Take the line with "Transcribe this image's" and every line after it, through the end of the listing, and give them again exactly, pictures excluded.

[A block of data]

++++

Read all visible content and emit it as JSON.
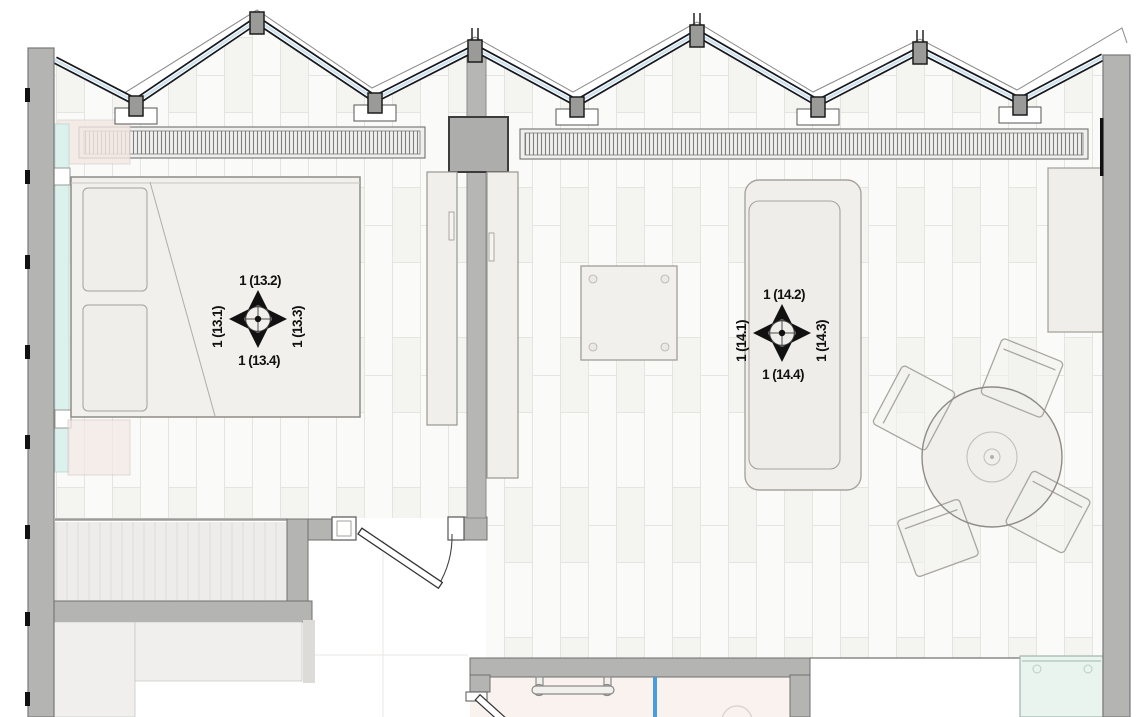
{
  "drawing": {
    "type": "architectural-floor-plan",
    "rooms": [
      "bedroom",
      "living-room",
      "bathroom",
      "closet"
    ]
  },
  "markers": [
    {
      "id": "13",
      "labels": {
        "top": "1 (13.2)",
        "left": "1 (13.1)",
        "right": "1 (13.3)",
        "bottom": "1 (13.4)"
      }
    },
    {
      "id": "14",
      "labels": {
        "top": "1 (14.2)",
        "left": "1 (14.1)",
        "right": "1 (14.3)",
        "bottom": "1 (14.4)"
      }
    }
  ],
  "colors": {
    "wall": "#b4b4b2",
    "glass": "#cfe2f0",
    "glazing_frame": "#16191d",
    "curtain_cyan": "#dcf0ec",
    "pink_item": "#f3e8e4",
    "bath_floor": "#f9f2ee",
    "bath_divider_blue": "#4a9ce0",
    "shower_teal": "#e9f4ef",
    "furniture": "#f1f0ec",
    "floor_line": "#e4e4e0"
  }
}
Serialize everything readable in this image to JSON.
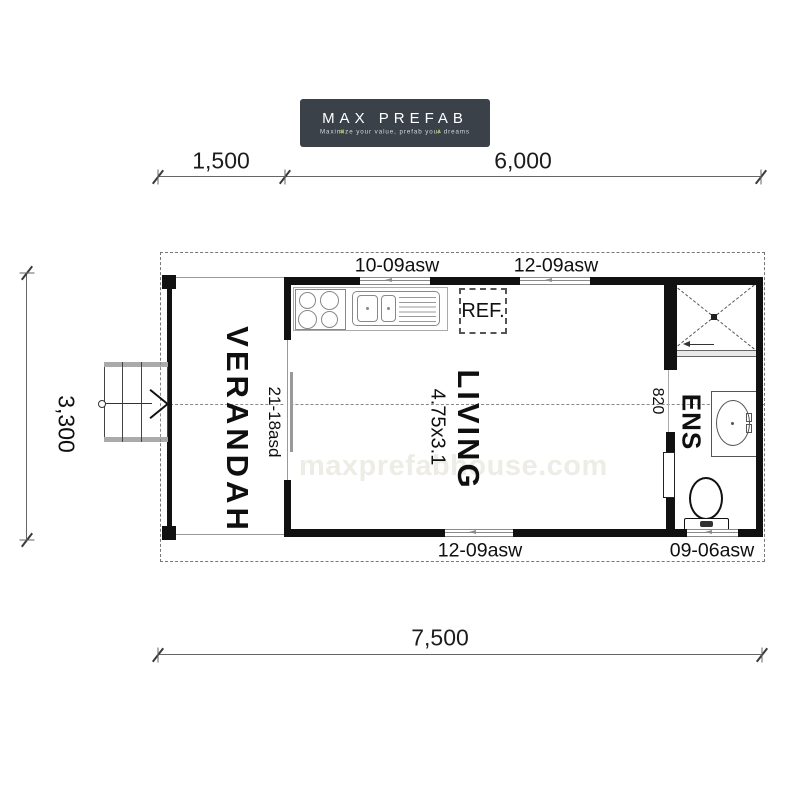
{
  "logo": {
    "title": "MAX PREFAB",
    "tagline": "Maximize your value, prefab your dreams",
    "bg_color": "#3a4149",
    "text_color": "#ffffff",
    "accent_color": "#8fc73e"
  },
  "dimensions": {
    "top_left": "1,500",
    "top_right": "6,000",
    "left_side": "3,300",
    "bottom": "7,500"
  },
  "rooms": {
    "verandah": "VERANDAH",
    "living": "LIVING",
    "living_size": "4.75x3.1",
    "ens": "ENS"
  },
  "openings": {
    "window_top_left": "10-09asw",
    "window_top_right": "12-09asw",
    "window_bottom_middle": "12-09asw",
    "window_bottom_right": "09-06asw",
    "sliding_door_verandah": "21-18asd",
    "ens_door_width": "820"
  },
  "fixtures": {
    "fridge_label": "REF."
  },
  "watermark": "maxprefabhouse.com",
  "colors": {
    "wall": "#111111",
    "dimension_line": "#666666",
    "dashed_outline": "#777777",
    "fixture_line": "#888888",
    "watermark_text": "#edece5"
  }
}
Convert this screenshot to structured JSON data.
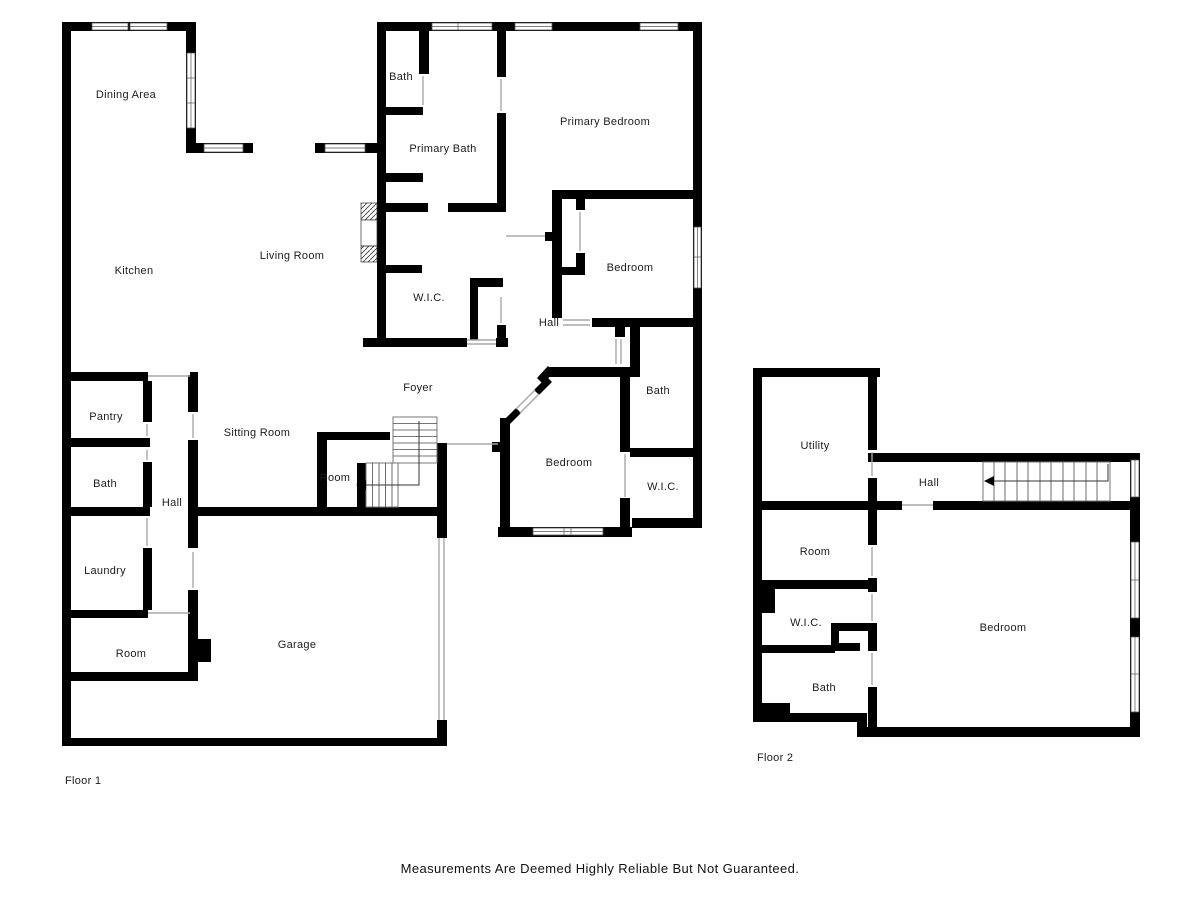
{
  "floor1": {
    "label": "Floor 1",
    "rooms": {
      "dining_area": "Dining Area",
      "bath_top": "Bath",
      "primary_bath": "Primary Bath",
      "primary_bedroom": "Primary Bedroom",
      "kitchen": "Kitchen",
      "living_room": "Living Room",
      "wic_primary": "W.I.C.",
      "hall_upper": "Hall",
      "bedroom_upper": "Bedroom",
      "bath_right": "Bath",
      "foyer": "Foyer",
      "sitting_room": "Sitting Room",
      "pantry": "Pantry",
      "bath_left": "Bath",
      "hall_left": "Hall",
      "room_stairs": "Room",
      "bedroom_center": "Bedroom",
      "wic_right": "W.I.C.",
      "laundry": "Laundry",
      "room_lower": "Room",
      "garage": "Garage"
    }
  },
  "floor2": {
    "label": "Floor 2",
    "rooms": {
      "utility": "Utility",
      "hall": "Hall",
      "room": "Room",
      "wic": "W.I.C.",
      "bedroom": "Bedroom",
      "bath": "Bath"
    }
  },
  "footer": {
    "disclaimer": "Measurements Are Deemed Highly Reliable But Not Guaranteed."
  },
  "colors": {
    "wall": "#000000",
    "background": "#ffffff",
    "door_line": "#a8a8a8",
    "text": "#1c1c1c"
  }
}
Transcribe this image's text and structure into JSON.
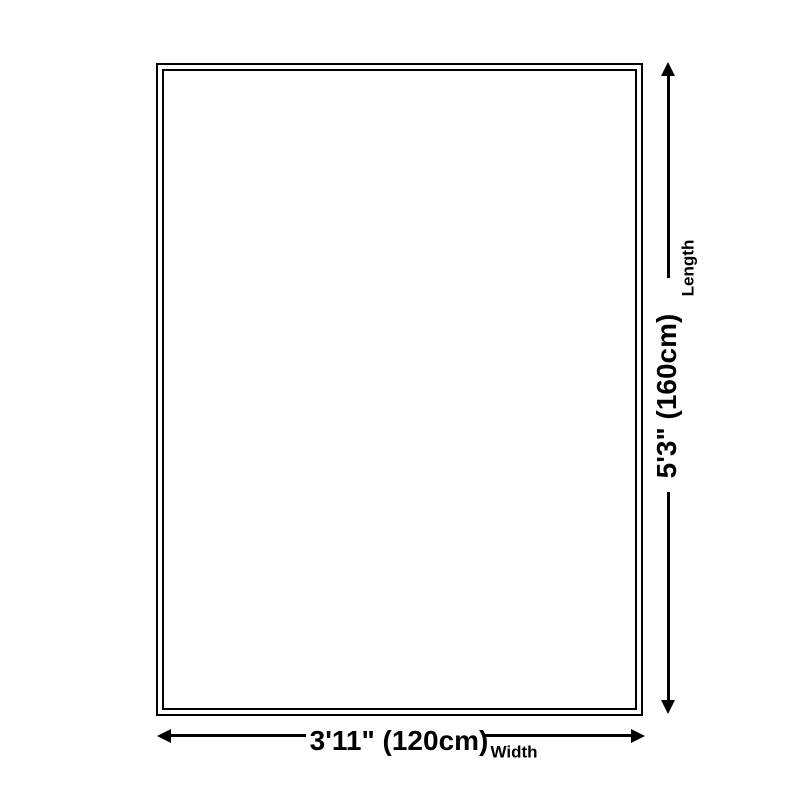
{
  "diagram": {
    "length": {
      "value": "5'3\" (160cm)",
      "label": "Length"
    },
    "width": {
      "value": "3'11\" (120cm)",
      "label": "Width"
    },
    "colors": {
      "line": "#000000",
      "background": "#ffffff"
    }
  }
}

++++

*Solution to this task:*
Transcribe this image's text and structure into JSON.
{
  "diagram": {
    "length": {
      "value": "5'3\" (160cm)",
      "label": "Length"
    },
    "width": {
      "value": "3'11\" (120cm)",
      "label": "Width"
    },
    "colors": {
      "line": "#000000",
      "background": "#ffffff"
    }
  }
}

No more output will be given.